Select every line holding the word "title" and copy it.

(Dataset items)
begin

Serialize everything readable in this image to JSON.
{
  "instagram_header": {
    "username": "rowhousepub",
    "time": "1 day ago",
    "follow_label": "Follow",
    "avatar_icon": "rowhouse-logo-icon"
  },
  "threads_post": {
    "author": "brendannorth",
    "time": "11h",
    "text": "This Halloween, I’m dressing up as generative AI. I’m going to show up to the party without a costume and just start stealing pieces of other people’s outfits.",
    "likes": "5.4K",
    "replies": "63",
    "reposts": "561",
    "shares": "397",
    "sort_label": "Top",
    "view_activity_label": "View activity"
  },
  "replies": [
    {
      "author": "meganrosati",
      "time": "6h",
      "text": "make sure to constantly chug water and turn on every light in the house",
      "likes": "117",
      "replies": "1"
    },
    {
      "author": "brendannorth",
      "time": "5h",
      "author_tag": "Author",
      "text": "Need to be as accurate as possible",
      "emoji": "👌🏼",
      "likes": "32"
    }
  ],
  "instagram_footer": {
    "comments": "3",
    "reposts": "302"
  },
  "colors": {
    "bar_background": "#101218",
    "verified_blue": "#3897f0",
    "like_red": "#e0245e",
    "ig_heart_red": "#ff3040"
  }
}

end
begin

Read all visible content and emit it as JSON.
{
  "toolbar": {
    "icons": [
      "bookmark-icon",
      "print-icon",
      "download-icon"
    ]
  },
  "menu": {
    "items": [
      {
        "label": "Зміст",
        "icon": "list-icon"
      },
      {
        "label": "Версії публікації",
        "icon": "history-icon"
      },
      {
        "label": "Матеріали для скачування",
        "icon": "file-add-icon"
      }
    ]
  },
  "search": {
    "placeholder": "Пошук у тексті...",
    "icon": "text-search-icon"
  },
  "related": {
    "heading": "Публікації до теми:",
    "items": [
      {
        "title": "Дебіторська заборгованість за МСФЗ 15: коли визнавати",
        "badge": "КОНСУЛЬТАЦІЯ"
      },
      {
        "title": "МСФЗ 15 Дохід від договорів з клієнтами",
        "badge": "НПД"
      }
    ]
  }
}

end

FINISHED ANSWER:
        "title": "Дебіторська заборгованість за МСФЗ 15: коли визнавати",
        "title": "МСФЗ 15 Дохід від договорів з клієнтами",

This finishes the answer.